### GIVEN INSTRUCTION
Below are some records. Quote exactly the lines from the one that contains "Output a JSON" through the last, both included, and leave out the pictures.

### STORED RECORDS
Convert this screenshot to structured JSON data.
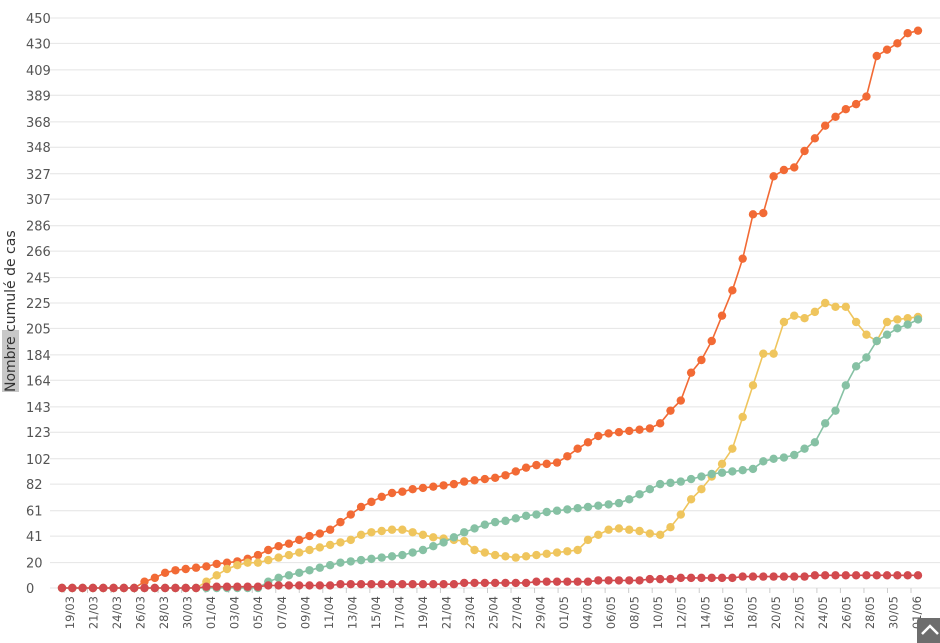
{
  "chart_data": {
    "type": "line",
    "ylabel": "Nombre cumulé de cas",
    "xlabel": "",
    "ylim": [
      0,
      450
    ],
    "y_ticks": [
      0,
      20,
      41,
      61,
      82,
      102,
      123,
      143,
      164,
      184,
      205,
      225,
      245,
      266,
      286,
      307,
      327,
      348,
      368,
      389,
      409,
      430,
      450
    ],
    "x_ticks": [
      "19/03",
      "21/03",
      "24/03",
      "26/03",
      "28/03",
      "30/03",
      "01/04",
      "03/04",
      "05/04",
      "07/04",
      "09/04",
      "11/04",
      "13/04",
      "15/04",
      "17/04",
      "19/04",
      "21/04",
      "23/04",
      "25/04",
      "27/04",
      "29/04",
      "01/05",
      "04/05",
      "06/05",
      "08/05",
      "10/05",
      "12/05",
      "14/05",
      "16/05",
      "18/05",
      "20/05",
      "22/05",
      "24/05",
      "26/05",
      "28/05",
      "30/05",
      "01/06"
    ],
    "grid": true,
    "legend": "none",
    "series": [
      {
        "color": "#f26a35",
        "values": [
          0,
          0,
          0,
          0,
          0,
          0,
          0,
          0,
          5,
          8,
          12,
          14,
          15,
          16,
          17,
          19,
          20,
          21,
          23,
          26,
          30,
          33,
          35,
          38,
          41,
          43,
          46,
          52,
          58,
          64,
          68,
          72,
          75,
          76,
          78,
          79,
          80,
          81,
          82,
          84,
          85,
          86,
          87,
          89,
          92,
          95,
          97,
          98,
          99,
          104,
          110,
          115,
          120,
          122,
          123,
          124,
          125,
          126,
          130,
          140,
          148,
          170,
          180,
          195,
          215,
          235,
          260,
          295,
          296,
          325,
          330,
          332,
          345,
          355,
          365,
          372,
          378,
          382,
          388,
          420,
          425,
          430,
          438,
          440
        ]
      },
      {
        "color": "#efc55d",
        "values": [
          0,
          0,
          0,
          0,
          0,
          0,
          0,
          0,
          0,
          0,
          0,
          0,
          0,
          0,
          5,
          10,
          15,
          18,
          20,
          20,
          22,
          24,
          26,
          28,
          30,
          32,
          34,
          36,
          38,
          42,
          44,
          45,
          46,
          46,
          44,
          42,
          40,
          39,
          38,
          37,
          30,
          28,
          26,
          25,
          24,
          25,
          26,
          27,
          28,
          29,
          30,
          38,
          42,
          46,
          47,
          46,
          45,
          43,
          42,
          48,
          58,
          70,
          78,
          88,
          98,
          110,
          135,
          160,
          185,
          185,
          210,
          215,
          213,
          218,
          225,
          222,
          222,
          210,
          200,
          195,
          210,
          212,
          213,
          214
        ]
      },
      {
        "color": "#86c1a4",
        "values": [
          0,
          0,
          0,
          0,
          0,
          0,
          0,
          0,
          0,
          0,
          0,
          0,
          0,
          0,
          0,
          0,
          0,
          0,
          0,
          0,
          5,
          8,
          10,
          12,
          14,
          16,
          18,
          20,
          21,
          22,
          23,
          24,
          25,
          26,
          28,
          30,
          33,
          36,
          40,
          44,
          47,
          50,
          52,
          53,
          55,
          57,
          58,
          60,
          61,
          62,
          63,
          64,
          65,
          66,
          67,
          70,
          74,
          78,
          82,
          83,
          84,
          86,
          88,
          90,
          91,
          92,
          93,
          94,
          100,
          102,
          103,
          105,
          110,
          115,
          130,
          140,
          160,
          175,
          182,
          195,
          200,
          205,
          208,
          212
        ]
      },
      {
        "color": "#d24a4e",
        "values": [
          0,
          0,
          0,
          0,
          0,
          0,
          0,
          0,
          0,
          0,
          0,
          0,
          0,
          0,
          1,
          1,
          1,
          1,
          1,
          1,
          2,
          2,
          2,
          2,
          2,
          2,
          2,
          3,
          3,
          3,
          3,
          3,
          3,
          3,
          3,
          3,
          3,
          3,
          3,
          4,
          4,
          4,
          4,
          4,
          4,
          4,
          5,
          5,
          5,
          5,
          5,
          5,
          6,
          6,
          6,
          6,
          6,
          7,
          7,
          7,
          8,
          8,
          8,
          8,
          8,
          8,
          9,
          9,
          9,
          9,
          9,
          9,
          9,
          10,
          10,
          10,
          10,
          10,
          10,
          10,
          10,
          10,
          10,
          10
        ]
      }
    ]
  }
}
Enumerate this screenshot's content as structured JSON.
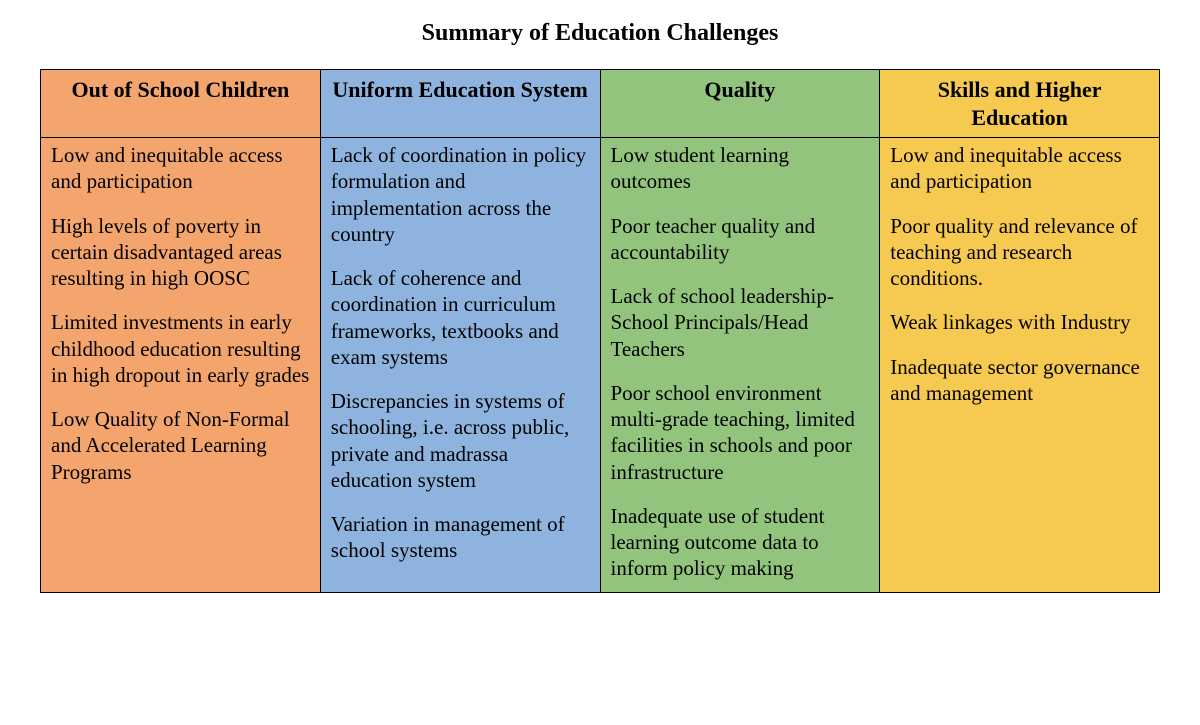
{
  "title": "Summary of Education Challenges",
  "table": {
    "type": "table",
    "font_family": "Times New Roman",
    "title_fontsize": 24,
    "header_fontsize": 22,
    "body_fontsize": 21,
    "border_color": "#000000",
    "text_color": "#000000",
    "background_color": "#ffffff",
    "columns": [
      {
        "header": "Out of School Children",
        "header_bg": "#f4a46d",
        "body_bg": "#f4a46d",
        "items": [
          "Low and inequitable access and participation",
          "High levels of poverty in certain disadvantaged areas resulting in high OOSC",
          "Limited investments in early childhood education resulting in high dropout in early grades",
          "Low Quality of Non-Formal and Accelerated Learning Programs"
        ]
      },
      {
        "header": "Uniform Education System",
        "header_bg": "#8eb3de",
        "body_bg": "#8eb3de",
        "items": [
          "Lack of coordination in policy formulation and implementation across the country",
          "Lack of coherence and coordination in curriculum frameworks, textbooks and exam systems",
          "Discrepancies in systems of schooling, i.e. across public, private and madrassa education system",
          "Variation in management of school systems"
        ]
      },
      {
        "header": "Quality",
        "header_bg": "#93c47d",
        "body_bg": "#93c47d",
        "items": [
          "Low student learning outcomes",
          "Poor teacher quality and accountability",
          "Lack of school leadership- School Principals/Head Teachers",
          "Poor school environment multi-grade teaching, limited facilities in schools and poor infrastructure",
          "Inadequate use of student learning outcome data to inform policy making"
        ]
      },
      {
        "header": "Skills and Higher Education",
        "header_bg": "#f6c950",
        "body_bg": "#f6c950",
        "items": [
          "Low and inequitable access and participation",
          "Poor quality and relevance of teaching and research conditions.",
          "Weak linkages with Industry",
          "Inadequate sector governance and management"
        ]
      }
    ]
  }
}
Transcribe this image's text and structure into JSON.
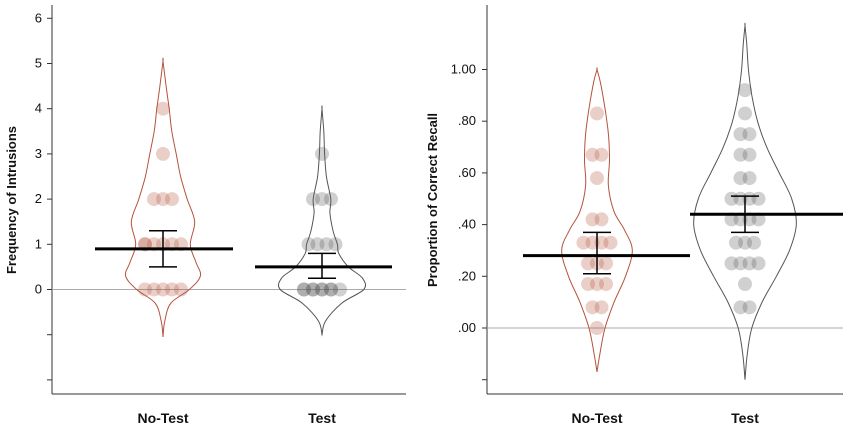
{
  "colors": {
    "no_test": "#b5523b",
    "test": "#555555",
    "axis": "#333333",
    "reference_line": "#aaaaaa",
    "background": "#ffffff"
  },
  "chart_data": [
    {
      "type": "violin",
      "title": "",
      "xlabel": "",
      "ylabel": "Frequency of Intrusions",
      "categories": [
        "No-Test",
        "Test"
      ],
      "y_ticks": [
        "0",
        "1",
        "2",
        "3",
        "4",
        "5",
        "6"
      ],
      "ylim": [
        -2.2,
        6.4
      ],
      "reference_line": 0,
      "grid": false,
      "series": [
        {
          "category": "No-Test",
          "mean": 0.9,
          "ci": [
            0.5,
            1.3
          ],
          "points": [
            4,
            3,
            2,
            2,
            2,
            1,
            1,
            1,
            1,
            1,
            1,
            0,
            0,
            0,
            0,
            0
          ],
          "violin": {
            "ymin": -1.05,
            "ymax": 5.05,
            "profile": [
              [
                -1.05,
                0
              ],
              [
                -0.7,
                0.04
              ],
              [
                -0.3,
                0.18
              ],
              [
                0,
                0.6
              ],
              [
                0.3,
                0.85
              ],
              [
                0.6,
                0.75
              ],
              [
                1,
                0.62
              ],
              [
                1.5,
                0.72
              ],
              [
                2,
                0.55
              ],
              [
                2.5,
                0.4
              ],
              [
                3,
                0.3
              ],
              [
                3.5,
                0.2
              ],
              [
                4,
                0.14
              ],
              [
                4.5,
                0.07
              ],
              [
                5.05,
                0
              ]
            ]
          }
        },
        {
          "category": "Test",
          "mean": 0.5,
          "ci": [
            0.25,
            0.8
          ],
          "points": [
            3,
            2,
            2,
            2,
            1,
            1,
            1,
            1,
            0,
            0,
            0,
            0,
            0,
            0,
            0,
            0,
            0
          ],
          "violin": {
            "ymin": -1.0,
            "ymax": 4.0,
            "profile": [
              [
                -1.0,
                0
              ],
              [
                -0.7,
                0.08
              ],
              [
                -0.3,
                0.45
              ],
              [
                0,
                0.95
              ],
              [
                0.25,
                0.92
              ],
              [
                0.5,
                0.6
              ],
              [
                0.8,
                0.38
              ],
              [
                1,
                0.35
              ],
              [
                1.3,
                0.25
              ],
              [
                1.7,
                0.18
              ],
              [
                2,
                0.2
              ],
              [
                2.5,
                0.1
              ],
              [
                3,
                0.06
              ],
              [
                3.5,
                0.04
              ],
              [
                4.0,
                0
              ]
            ]
          }
        }
      ]
    },
    {
      "type": "violin",
      "title": "",
      "xlabel": "",
      "ylabel": "Proportion of Correct Recall",
      "categories": [
        "No-Test",
        "Test"
      ],
      "y_ticks": [
        ".00",
        ".20",
        ".40",
        ".60",
        ".80",
        "1.00"
      ],
      "ylim": [
        -0.21,
        1.23
      ],
      "reference_line": 0,
      "grid": false,
      "series": [
        {
          "category": "No-Test",
          "mean": 0.28,
          "ci": [
            0.21,
            0.37
          ],
          "points": [
            0.83,
            0.67,
            0.67,
            0.58,
            0.42,
            0.42,
            0.33,
            0.33,
            0.33,
            0.33,
            0.25,
            0.25,
            0.25,
            0.17,
            0.17,
            0.17,
            0.08,
            0.08,
            0.0
          ],
          "violin": {
            "ymin": -0.17,
            "ymax": 1.0,
            "profile": [
              [
                -0.17,
                0
              ],
              [
                -0.1,
                0.05
              ],
              [
                0,
                0.14
              ],
              [
                0.1,
                0.3
              ],
              [
                0.2,
                0.5
              ],
              [
                0.3,
                0.62
              ],
              [
                0.38,
                0.48
              ],
              [
                0.45,
                0.3
              ],
              [
                0.55,
                0.2
              ],
              [
                0.65,
                0.22
              ],
              [
                0.75,
                0.2
              ],
              [
                0.85,
                0.14
              ],
              [
                0.95,
                0.06
              ],
              [
                1.0,
                0
              ]
            ]
          }
        },
        {
          "category": "Test",
          "mean": 0.44,
          "ci": [
            0.37,
            0.51
          ],
          "points": [
            0.92,
            0.83,
            0.75,
            0.75,
            0.67,
            0.67,
            0.58,
            0.58,
            0.5,
            0.5,
            0.5,
            0.5,
            0.42,
            0.42,
            0.42,
            0.42,
            0.33,
            0.33,
            0.33,
            0.25,
            0.25,
            0.25,
            0.25,
            0.17,
            0.08,
            0.08
          ],
          "violin": {
            "ymin": -0.2,
            "ymax": 1.17,
            "profile": [
              [
                -0.2,
                0
              ],
              [
                -0.1,
                0.04
              ],
              [
                0,
                0.12
              ],
              [
                0.1,
                0.3
              ],
              [
                0.2,
                0.55
              ],
              [
                0.3,
                0.78
              ],
              [
                0.4,
                0.9
              ],
              [
                0.5,
                0.82
              ],
              [
                0.6,
                0.6
              ],
              [
                0.7,
                0.38
              ],
              [
                0.8,
                0.22
              ],
              [
                0.9,
                0.12
              ],
              [
                1.0,
                0.06
              ],
              [
                1.1,
                0.03
              ],
              [
                1.17,
                0
              ]
            ]
          }
        }
      ]
    }
  ]
}
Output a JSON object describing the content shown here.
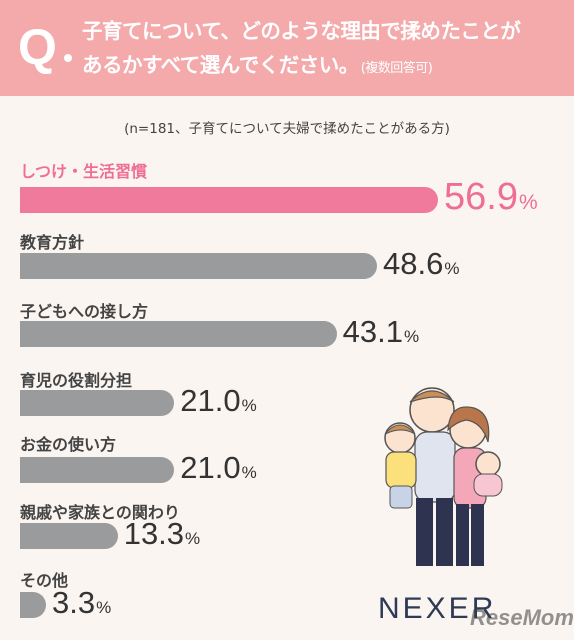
{
  "header": {
    "q_mark": "Q",
    "line1": "子育てについて、どのような理由で揉めたことが",
    "line2": "あるかすべて選んでください。",
    "note": "(複数回答可)"
  },
  "subtitle": "(n=181、子育てについて夫婦で揉めたことがある方)",
  "logo": "NEXER",
  "watermark": "ReseMom",
  "colors": {
    "header": "#f4a9ab",
    "highlight": "#f07a9b",
    "bar": "#9a9b9d"
  },
  "chart_data": {
    "type": "bar",
    "orientation": "horizontal",
    "categories": [
      "しつけ・生活習慣",
      "教育方針",
      "子どもへの接し方",
      "育児の役割分担",
      "お金の使い方",
      "親戚や家族との関わり",
      "その他"
    ],
    "values": [
      56.9,
      48.6,
      43.1,
      21.0,
      21.0,
      13.3,
      3.3
    ],
    "labels": [
      "56.9",
      "48.6",
      "43.1",
      "21.0",
      "21.0",
      "13.3",
      "3.3"
    ],
    "unit": "%",
    "highlight_index": 0
  }
}
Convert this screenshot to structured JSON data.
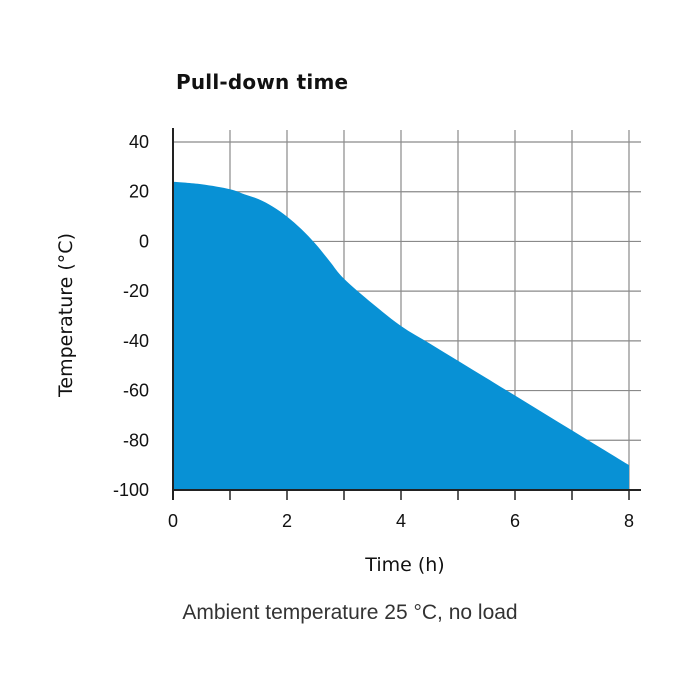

### EXERCISE RESPONSE
Output a JSON object describing the content shown here.
{
  "header": {
    "q_mark": "Q",
    "line1": "子育てについて、どのような理由で揉めたことが",
    "line2": "あるかすべて選んでください。",
    "note": "(複数回答可)"
  },
  "subtitle": "(n=181、子育てについて夫婦で揉めたことがある方)",
  "logo": "NEXER",
  "watermark": "ReseMom",
  "colors": {
    "header": "#f4a9ab",
    "highlight": "#f07a9b",
    "bar": "#9a9b9d"
  },
  "chart_data": {
    "type": "bar",
    "orientation": "horizontal",
    "categories": [
      "しつけ・生活習慣",
      "教育方針",
      "子どもへの接し方",
      "育児の役割分担",
      "お金の使い方",
      "親戚や家族との関わり",
      "その他"
    ],
    "values": [
      56.9,
      48.6,
      43.1,
      21.0,
      21.0,
      13.3,
      3.3
    ],
    "labels": [
      "56.9",
      "48.6",
      "43.1",
      "21.0",
      "21.0",
      "13.3",
      "3.3"
    ],
    "unit": "%",
    "highlight_index": 0
  }
}
Convert this screenshot to structured JSON data.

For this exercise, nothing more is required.